Work instructions:
#1 In the forum thread about the Amazon outage, why does one commenter reject the comparison with all Walmart stores being locked on Black Friday morning?
#2 In the forum thread about the Amazon outage, which book does a commenter name as the source of the AT&T and MCI anecdote?
#3 Carry on the forum thread about the Amazon outage with the next reply after its final line.

Excerpt:

┌──

Even if they're not sifting through your server data, they can possibly try to get a competitive advantage by analyzing things like usage data as someone above pointed out.
When AT&T was forced by law to allow MCI switching equipment in their facilities, they tended to leave that room's window open, so pigeons could nest in the equipment.
(I might have a detail wrong, this and a hundred other great telecom anecdotes are in The Master Switch.)
Always nice to make sure no parties you depend on have conflicting interests.
> Now the question part: would Amazon ever secretly run Amazon.com in a multi-cloud setup, balancing between AWS, GCE, Azure, etc?
I'm not sure how secretive it would be. AWS 'bids' on Amazon.com's business and Amazon.com is under no obligation to use AWS as it's cloud service provider.
It is beyond absurd people who sell $AMZN on this news. Amazon users will just keep refreshing until it comes back online, and then continue buying as normal.
Some rabid fans may, but it's ridiculous to assume that Amazon sees zero missed revenue when their website goes down on their (arguably) biggest sale of the year.
That's similar to all of the locks on all Walmart stores inexplicably getting stuck in the locked state for 2 hours at 6AM on Black Friday.
sure, they probably don't get that money back which might slightly influence the revenue for the quarter, but it's not as if the value of the business has changed drastically in the last 3 hours.
This happens every time AWS has an outage as well. Reddit is down, better sell AMZN.
It's not the same at all, because trying Walmart again later in the day means literally driving back to the physical store. With Amazon, it means getting your phone back out.
I'm sure there is some impact, but it's nowhere near the inconvenience of being locked out of a physical store.
If you already waited overnight, then 2 hours isn't going to cause you to go home and come back. You're going to continue to wait in the line until the store opens back up.
My guess is that they will extend prime day. But they fixed it quickly.
For me currently on amazon.de there is no problem and amazon.com shows a captcha form, so it looks like they were DoSed.
We had about $300-$400 worth of purchases lined up this morning that were going to be made just for the day. Site was down, we couldn’t get through - they aren’t going to happen. A lot of people only shop on the 30-40% of days - so, I’m guessing we’llnwait For digital Monday out in November?
Precisely. I wouldn’t doubt there are algorithms that take into account general tone of tweets and news posts (using some sort of NLP) into a trading decision.
Yes, this is done in practice and is a little scary because of its potential as a means of manipulating automated trading. On the other hand the markets can be manipulated already via news read by humans...
It's absurd for long term investors to sell on this news but if your a short term trader or bot then it might be a nice short term profit to trade on this news.
Funny how this comes on the heels of aggressively expanding their workforce and trying to leverage themselves in a hundred different directions...
Maybe it's just me and my confirmation bias at work, but it seems that the core value proposition that Amazon provided -- high value, low margins on products -- has been eroding before our eyes.
Seems so much like the transition Microsoft made... too much focus on "synergies" and leveraging... not enough on keeping the bilges dry and the engine running.
It's funny... Fred Brooks wrote about this in 1975... and we're still making the same mistakes forty years later. There are real limitations to how quickly any organization can grow. Even awesome companies who are excellent at building organizations -- places like like Amazon and Microsoft -- can't organize this law of software development away.
> Seems so much like the transition Microsoft made... too much focus on "synergies" and leveraging... not enough on keeping the bilges dry and the engine running.

└──

Rows:

┌──

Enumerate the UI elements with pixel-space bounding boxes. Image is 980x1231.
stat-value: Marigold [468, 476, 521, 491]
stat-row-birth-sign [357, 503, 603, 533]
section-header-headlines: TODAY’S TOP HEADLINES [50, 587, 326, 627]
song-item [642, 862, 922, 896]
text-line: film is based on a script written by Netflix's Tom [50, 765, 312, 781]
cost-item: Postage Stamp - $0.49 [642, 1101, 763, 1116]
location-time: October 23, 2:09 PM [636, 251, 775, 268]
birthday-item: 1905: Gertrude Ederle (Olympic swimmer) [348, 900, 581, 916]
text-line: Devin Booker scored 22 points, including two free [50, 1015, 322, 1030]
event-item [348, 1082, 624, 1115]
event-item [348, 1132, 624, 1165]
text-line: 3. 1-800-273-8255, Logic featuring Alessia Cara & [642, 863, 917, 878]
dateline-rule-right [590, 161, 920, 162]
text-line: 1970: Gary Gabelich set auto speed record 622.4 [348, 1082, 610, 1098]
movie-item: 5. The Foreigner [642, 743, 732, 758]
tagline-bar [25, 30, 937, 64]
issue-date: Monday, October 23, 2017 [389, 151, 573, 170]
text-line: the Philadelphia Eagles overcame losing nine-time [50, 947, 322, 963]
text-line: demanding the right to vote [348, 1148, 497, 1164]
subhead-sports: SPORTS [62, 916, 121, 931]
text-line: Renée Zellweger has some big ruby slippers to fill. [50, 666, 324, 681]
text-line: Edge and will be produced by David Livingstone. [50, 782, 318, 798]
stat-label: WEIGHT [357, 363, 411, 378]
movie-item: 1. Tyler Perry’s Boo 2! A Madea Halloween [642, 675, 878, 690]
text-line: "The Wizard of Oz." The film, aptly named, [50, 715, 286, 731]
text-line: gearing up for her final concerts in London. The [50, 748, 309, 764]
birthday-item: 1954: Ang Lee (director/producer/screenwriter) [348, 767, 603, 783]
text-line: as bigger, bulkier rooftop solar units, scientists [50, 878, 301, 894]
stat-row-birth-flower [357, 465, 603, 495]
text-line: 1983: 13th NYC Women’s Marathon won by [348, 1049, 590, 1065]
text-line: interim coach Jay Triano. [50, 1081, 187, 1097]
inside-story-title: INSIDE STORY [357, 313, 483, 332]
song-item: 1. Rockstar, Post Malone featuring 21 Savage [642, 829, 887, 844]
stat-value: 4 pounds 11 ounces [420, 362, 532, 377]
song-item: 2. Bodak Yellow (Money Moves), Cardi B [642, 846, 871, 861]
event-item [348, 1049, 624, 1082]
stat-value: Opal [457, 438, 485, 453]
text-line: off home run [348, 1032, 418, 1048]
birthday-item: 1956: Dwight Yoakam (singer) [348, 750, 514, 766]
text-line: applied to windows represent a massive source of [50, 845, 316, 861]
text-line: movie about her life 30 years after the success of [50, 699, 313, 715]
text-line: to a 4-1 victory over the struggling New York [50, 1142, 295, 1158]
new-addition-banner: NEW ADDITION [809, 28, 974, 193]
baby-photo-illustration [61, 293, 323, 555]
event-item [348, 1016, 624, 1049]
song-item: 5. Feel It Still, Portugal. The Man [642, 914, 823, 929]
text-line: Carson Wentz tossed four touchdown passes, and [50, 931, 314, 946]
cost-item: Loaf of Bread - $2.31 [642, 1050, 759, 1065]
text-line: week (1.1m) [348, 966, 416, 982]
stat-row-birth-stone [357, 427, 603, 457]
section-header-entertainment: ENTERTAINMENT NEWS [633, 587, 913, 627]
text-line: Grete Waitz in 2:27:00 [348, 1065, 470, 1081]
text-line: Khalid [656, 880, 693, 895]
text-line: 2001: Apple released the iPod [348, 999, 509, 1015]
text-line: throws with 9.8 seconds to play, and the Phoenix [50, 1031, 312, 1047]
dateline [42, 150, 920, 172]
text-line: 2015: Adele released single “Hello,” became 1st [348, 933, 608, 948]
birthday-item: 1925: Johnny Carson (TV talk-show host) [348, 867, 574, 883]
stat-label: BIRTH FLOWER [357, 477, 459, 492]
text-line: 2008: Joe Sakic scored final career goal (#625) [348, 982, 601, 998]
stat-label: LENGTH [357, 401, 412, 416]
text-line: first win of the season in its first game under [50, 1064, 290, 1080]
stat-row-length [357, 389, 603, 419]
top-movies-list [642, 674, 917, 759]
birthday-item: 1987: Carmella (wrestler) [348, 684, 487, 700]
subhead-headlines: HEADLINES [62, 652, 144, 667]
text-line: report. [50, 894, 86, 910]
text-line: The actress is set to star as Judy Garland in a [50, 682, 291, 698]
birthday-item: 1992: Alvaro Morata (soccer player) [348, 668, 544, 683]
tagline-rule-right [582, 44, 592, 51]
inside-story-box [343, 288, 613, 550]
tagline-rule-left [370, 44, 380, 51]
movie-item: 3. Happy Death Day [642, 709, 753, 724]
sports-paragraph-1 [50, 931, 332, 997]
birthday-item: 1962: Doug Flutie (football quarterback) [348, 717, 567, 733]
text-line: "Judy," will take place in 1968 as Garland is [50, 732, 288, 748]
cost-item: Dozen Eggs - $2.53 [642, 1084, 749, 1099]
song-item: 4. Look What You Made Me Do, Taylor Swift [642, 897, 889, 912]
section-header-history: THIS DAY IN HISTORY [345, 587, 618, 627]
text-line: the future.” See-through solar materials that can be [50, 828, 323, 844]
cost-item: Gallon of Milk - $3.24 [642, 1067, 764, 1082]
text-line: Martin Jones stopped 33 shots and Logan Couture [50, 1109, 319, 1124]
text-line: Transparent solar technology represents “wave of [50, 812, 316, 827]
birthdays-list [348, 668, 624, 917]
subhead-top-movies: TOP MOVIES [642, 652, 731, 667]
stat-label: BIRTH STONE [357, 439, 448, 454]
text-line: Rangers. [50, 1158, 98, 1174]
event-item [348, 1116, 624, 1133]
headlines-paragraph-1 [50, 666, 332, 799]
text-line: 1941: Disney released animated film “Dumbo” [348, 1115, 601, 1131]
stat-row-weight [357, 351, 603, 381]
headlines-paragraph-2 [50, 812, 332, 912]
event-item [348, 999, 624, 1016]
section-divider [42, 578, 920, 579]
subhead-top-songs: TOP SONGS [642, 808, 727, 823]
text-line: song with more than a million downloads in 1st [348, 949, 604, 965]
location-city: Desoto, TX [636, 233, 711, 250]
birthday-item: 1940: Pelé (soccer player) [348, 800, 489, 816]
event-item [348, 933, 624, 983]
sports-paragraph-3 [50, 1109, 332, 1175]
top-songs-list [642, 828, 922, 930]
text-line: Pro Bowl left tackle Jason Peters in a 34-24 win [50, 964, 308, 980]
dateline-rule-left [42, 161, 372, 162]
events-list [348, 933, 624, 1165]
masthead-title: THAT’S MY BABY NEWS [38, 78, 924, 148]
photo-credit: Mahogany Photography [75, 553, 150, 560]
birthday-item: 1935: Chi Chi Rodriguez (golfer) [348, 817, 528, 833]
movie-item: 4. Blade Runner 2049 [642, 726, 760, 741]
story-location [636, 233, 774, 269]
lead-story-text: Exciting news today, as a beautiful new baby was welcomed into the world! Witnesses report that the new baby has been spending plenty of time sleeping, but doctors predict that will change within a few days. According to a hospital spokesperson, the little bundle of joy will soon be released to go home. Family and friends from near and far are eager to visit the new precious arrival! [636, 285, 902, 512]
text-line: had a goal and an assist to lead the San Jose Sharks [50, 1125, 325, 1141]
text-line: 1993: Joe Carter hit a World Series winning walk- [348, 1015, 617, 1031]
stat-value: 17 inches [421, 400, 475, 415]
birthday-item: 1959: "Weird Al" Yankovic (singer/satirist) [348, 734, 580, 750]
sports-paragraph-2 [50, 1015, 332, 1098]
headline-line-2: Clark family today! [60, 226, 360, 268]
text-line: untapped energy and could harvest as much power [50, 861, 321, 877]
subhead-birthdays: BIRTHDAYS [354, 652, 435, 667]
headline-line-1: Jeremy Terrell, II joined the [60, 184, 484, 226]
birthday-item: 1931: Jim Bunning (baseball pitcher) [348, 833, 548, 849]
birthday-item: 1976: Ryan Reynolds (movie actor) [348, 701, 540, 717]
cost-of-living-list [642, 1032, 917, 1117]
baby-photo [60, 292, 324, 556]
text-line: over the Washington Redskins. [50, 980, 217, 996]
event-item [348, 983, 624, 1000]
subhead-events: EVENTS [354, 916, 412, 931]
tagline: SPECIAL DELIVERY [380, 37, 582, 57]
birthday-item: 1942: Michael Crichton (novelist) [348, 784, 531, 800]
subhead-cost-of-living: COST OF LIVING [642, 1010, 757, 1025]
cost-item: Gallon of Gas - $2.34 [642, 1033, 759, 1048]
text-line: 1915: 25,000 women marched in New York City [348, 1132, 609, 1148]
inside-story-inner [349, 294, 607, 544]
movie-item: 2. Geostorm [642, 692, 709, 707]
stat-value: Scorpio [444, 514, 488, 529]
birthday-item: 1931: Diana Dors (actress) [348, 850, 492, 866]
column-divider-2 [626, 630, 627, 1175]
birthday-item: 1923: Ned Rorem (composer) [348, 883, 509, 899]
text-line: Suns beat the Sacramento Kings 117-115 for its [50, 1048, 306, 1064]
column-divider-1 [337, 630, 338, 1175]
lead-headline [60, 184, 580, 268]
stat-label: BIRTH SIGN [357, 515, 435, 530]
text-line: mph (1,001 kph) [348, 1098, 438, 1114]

└──

Per-task outputs:
#1 The commenter says trying Walmart again later would mean driving back to the physical store, while trying Amazon again only means getting your phone back out. So an Amazon outage causes some impact, but far less inconvenience than being locked out of a physical store.

#2 The Master Switch.

#3
The companies that just keep the bilges dry and the engine running are the ones that we love, but they’re gone because they got made irrelevant. Or they got absorbed into something larger. Microsoft has a bunch of failed initiatives (Windows Phone, Zune) plus a bunch of successful ones (Azure, Xbox, Office 365).
If you’re up for classic books like Brooks check out The Innovator's Dilemma. You have to try to expand in a hundred different directions because you don’t know which one of those hundred directions will be relevant next decade, and you have to be unafraid of cannibalizing your core business because if you don’t eat yourself then someone else will eat you instead.
I think the hard part is to walk the line between stagnation & over-expansion. This is a dilemma we all face in organizations large and small as well as individually.
Building systems and processes (a.k.a Habits) that allow us to assume and integrate some new set of "stuff" without having to think about them (so we can move on to the next new "stuff") are what sets these companies apart; Amazon has been brilliant at this; however, from my perspective, looking at all the high-rise office buildings going up, it seems like maybe Icarus has flown too high...
But again, I could be building a narrative to fit my preconceived ideas... I'm definitely no authority here. Maybe this is just another blip... I think more troubling to me is the overall degradation in quality of the things I have formerly taken for granted in Amazon -- the quality of the products and ratings.
The Innovator's Dilemma is certainly not about synergies between products. By its conclusion, it's worthless to try to diversify within the same structure, you'd better create a new company and turn the old one into a holding.
Why would you think it’s about synergies? I’m not sure why you would think it’s about synergies. Or why it would be “worthless to try to diversify within the same structure.”
Summarizing the book here would be a bit of a disservice—but one of the points of the book is that there are economic reasons why companies focus on their most profitable core products, and there are economic reasons why that kind of focus can result in the company collapsing when the market moves forward. This isn’t some kind of imperative—the book isn’t saying, ”therefore, you should create a new company.” It’s more descriptive, “this is how big, successful tech companies can suddenly fail.”
This seems like a bit of an overreaction. Amazon has had big outages before (particularly at AWS), and they invariably solve the problem and move on. As someone else observed, events like this are mainly notable because of how infrequently they happen.
I wonder how Alibaba Cloud handles similar events [1], where there are bursts of 256k/s transactions and ~1bil packages being shipped out.
Do they just do brute-force massive scale out?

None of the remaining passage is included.